--- begin Data extract ---

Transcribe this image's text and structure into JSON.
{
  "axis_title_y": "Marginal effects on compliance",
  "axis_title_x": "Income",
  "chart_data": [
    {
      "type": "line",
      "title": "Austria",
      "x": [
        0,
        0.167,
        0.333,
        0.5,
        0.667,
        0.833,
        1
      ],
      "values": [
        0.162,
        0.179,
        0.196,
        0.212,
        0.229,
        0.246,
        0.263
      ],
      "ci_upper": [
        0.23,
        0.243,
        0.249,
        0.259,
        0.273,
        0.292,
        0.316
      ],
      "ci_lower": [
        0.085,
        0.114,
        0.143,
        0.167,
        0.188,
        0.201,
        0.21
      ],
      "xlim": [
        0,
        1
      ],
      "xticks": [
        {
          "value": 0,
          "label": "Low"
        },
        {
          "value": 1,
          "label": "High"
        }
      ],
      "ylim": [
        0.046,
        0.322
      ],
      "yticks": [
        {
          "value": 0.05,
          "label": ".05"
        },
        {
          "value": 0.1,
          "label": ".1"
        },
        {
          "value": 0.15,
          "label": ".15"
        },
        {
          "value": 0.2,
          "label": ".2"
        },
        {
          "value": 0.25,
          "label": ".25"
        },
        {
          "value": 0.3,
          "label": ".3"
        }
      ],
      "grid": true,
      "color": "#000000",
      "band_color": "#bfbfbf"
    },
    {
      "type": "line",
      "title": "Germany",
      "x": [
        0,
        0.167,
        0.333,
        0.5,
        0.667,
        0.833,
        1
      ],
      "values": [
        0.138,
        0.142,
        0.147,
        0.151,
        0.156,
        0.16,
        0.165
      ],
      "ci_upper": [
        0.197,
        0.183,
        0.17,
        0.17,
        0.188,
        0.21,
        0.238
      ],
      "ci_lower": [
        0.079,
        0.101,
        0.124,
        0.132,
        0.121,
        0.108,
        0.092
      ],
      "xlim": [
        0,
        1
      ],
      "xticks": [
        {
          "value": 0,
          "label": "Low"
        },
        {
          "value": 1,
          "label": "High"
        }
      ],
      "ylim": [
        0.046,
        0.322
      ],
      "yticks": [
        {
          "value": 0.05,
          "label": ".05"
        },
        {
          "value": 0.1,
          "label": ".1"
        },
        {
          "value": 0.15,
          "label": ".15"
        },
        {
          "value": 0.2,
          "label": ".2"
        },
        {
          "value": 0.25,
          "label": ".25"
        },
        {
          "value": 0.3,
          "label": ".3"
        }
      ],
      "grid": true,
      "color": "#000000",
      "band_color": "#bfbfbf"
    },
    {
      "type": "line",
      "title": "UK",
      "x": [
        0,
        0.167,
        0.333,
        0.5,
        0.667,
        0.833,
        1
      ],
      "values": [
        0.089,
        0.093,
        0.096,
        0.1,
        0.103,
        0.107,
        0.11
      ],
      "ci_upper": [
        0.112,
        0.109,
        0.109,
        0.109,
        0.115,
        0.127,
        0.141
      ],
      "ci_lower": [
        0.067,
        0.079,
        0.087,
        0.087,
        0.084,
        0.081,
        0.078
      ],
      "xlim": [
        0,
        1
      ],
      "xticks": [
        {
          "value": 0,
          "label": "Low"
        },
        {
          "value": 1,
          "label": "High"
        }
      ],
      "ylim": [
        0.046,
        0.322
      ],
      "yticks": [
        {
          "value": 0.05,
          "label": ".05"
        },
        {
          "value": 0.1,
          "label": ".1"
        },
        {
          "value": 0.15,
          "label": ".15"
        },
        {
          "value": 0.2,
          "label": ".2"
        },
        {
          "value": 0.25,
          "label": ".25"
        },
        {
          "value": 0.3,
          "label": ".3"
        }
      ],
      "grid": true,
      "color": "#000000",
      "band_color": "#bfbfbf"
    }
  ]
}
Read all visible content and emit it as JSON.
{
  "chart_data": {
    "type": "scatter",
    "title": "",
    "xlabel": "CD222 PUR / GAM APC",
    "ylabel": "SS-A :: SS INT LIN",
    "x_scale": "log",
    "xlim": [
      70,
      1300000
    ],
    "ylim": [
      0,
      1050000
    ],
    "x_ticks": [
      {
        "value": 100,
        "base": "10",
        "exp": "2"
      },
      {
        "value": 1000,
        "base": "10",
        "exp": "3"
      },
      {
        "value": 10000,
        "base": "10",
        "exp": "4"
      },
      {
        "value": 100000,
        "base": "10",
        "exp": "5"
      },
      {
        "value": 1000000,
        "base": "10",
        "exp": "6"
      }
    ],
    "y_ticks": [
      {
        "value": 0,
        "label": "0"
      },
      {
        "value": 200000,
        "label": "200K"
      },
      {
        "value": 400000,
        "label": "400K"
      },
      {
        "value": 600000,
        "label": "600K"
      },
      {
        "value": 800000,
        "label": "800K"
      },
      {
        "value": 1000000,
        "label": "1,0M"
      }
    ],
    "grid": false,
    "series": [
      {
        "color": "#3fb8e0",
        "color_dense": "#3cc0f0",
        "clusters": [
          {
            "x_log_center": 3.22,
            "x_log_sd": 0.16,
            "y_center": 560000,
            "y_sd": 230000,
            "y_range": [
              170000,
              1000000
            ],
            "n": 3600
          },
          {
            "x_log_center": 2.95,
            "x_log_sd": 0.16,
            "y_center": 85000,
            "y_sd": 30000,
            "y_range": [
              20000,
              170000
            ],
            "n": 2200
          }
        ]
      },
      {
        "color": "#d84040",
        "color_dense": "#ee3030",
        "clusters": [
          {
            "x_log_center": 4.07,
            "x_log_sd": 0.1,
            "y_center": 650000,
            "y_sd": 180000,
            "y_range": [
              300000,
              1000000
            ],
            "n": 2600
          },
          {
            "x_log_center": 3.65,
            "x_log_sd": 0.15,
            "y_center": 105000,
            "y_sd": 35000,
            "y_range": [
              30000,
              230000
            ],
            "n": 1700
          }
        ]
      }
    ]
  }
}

--- end Data extract ---

Can you reproduce all the material exactly?

Transcribe this image's text and structure into JSON.
{
  "axis_title_y": "Marginal effects on compliance",
  "axis_title_x": "Income",
  "chart_data": [
    {
      "type": "line",
      "title": "Austria",
      "x": [
        0,
        0.167,
        0.333,
        0.5,
        0.667,
        0.833,
        1
      ],
      "values": [
        0.162,
        0.179,
        0.196,
        0.212,
        0.229,
        0.246,
        0.263
      ],
      "ci_upper": [
        0.23,
        0.243,
        0.249,
        0.259,
        0.273,
        0.292,
        0.316
      ],
      "ci_lower": [
        0.085,
        0.114,
        0.143,
        0.167,
        0.188,
        0.201,
        0.21
      ],
      "xlim": [
        0,
        1
      ],
      "xticks": [
        {
          "value": 0,
          "label": "Low"
        },
        {
          "value": 1,
          "label": "High"
        }
      ],
      "ylim": [
        0.046,
        0.322
      ],
      "yticks": [
        {
          "value": 0.05,
          "label": ".05"
        },
        {
          "value": 0.1,
          "label": ".1"
        },
        {
          "value": 0.15,
          "label": ".15"
        },
        {
          "value": 0.2,
          "label": ".2"
        },
        {
          "value": 0.25,
          "label": ".25"
        },
        {
          "value": 0.3,
          "label": ".3"
        }
      ],
      "grid": true,
      "color": "#000000",
      "band_color": "#bfbfbf"
    },
    {
      "type": "line",
      "title": "Germany",
      "x": [
        0,
        0.167,
        0.333,
        0.5,
        0.667,
        0.833,
        1
      ],
      "values": [
        0.138,
        0.142,
        0.147,
        0.151,
        0.156,
        0.16,
        0.165
      ],
      "ci_upper": [
        0.197,
        0.183,
        0.17,
        0.17,
        0.188,
        0.21,
        0.238
      ],
      "ci_lower": [
        0.079,
        0.101,
        0.124,
        0.132,
        0.121,
        0.108,
        0.092
      ],
      "xlim": [
        0,
        1
      ],
      "xticks": [
        {
          "value": 0,
          "label": "Low"
        },
        {
          "value": 1,
          "label": "High"
        }
      ],
      "ylim": [
        0.046,
        0.322
      ],
      "yticks": [
        {
          "value": 0.05,
          "label": ".05"
        },
        {
          "value": 0.1,
          "label": ".1"
        },
        {
          "value": 0.15,
          "label": ".15"
        },
        {
          "value": 0.2,
          "label": ".2"
        },
        {
          "value": 0.25,
          "label": ".25"
        },
        {
          "value": 0.3,
          "label": ".3"
        }
      ],
      "grid": true,
      "color": "#000000",
      "band_color": "#bfbfbf"
    },
    {
      "type": "line",
      "title": "UK",
      "x": [
        0,
        0.167,
        0.333,
        0.5,
        0.667,
        0.833,
        1
      ],
      "values": [
        0.089,
        0.093,
        0.096,
        0.1,
        0.103,
        0.107,
        0.11
      ],
      "ci_upper": [
        0.112,
        0.109,
        0.109,
        0.109,
        0.115,
        0.127,
        0.141
      ],
      "ci_lower": [
        0.067,
        0.079,
        0.087,
        0.087,
        0.084,
        0.081,
        0.078
      ],
      "xlim": [
        0,
        1
      ],
      "xticks": [
        {
          "value": 0,
          "label": "Low"
        },
        {
          "value": 1,
          "label": "High"
        }
      ],
      "ylim": [
        0.046,
        0.322
      ],
      "yticks": [
        {
          "value": 0.05,
          "label": ".05"
        },
        {
          "value": 0.1,
          "label": ".1"
        },
        {
          "value": 0.15,
          "label": ".15"
        },
        {
          "value": 0.2,
          "label": ".2"
        },
        {
          "value": 0.25,
          "label": ".25"
        },
        {
          "value": 0.3,
          "label": ".3"
        }
      ],
      "grid": true,
      "color": "#000000",
      "band_color": "#bfbfbf"
    }
  ]
}
Read all visible content and emit it as JSON.
{
  "chart_data": {
    "type": "scatter",
    "title": "",
    "xlabel": "CD222 PUR / GAM APC",
    "ylabel": "SS-A :: SS INT LIN",
    "x_scale": "log",
    "xlim": [
      70,
      1300000
    ],
    "ylim": [
      0,
      1050000
    ],
    "x_ticks": [
      {
        "value": 100,
        "base": "10",
        "exp": "2"
      },
      {
        "value": 1000,
        "base": "10",
        "exp": "3"
      },
      {
        "value": 10000,
        "base": "10",
        "exp": "4"
      },
      {
        "value": 100000,
        "base": "10",
        "exp": "5"
      },
      {
        "value": 1000000,
        "base": "10",
        "exp": "6"
      }
    ],
    "y_ticks": [
      {
        "value": 0,
        "label": "0"
      },
      {
        "value": 200000,
        "label": "200K"
      },
      {
        "value": 400000,
        "label": "400K"
      },
      {
        "value": 600000,
        "label": "600K"
      },
      {
        "value": 800000,
        "label": "800K"
      },
      {
        "value": 1000000,
        "label": "1,0M"
      }
    ],
    "grid": false,
    "series": [
      {
        "color": "#3fb8e0",
        "color_dense": "#3cc0f0",
        "clusters": [
          {
            "x_log_center": 3.22,
            "x_log_sd": 0.16,
            "y_center": 560000,
            "y_sd": 230000,
            "y_range": [
              170000,
              1000000
            ],
            "n": 3600
          },
          {
            "x_log_center": 2.95,
            "x_log_sd": 0.16,
            "y_center": 85000,
            "y_sd": 30000,
            "y_range": [
              20000,
              170000
            ],
            "n": 2200
          }
        ]
      },
      {
        "color": "#d84040",
        "color_dense": "#ee3030",
        "clusters": [
          {
            "x_log_center": 4.07,
            "x_log_sd": 0.1,
            "y_center": 650000,
            "y_sd": 180000,
            "y_range": [
              300000,
              1000000
            ],
            "n": 2600
          },
          {
            "x_log_center": 3.65,
            "x_log_sd": 0.15,
            "y_center": 105000,
            "y_sd": 35000,
            "y_range": [
              30000,
              230000
            ],
            "n": 1700
          }
        ]
      }
    ]
  }
}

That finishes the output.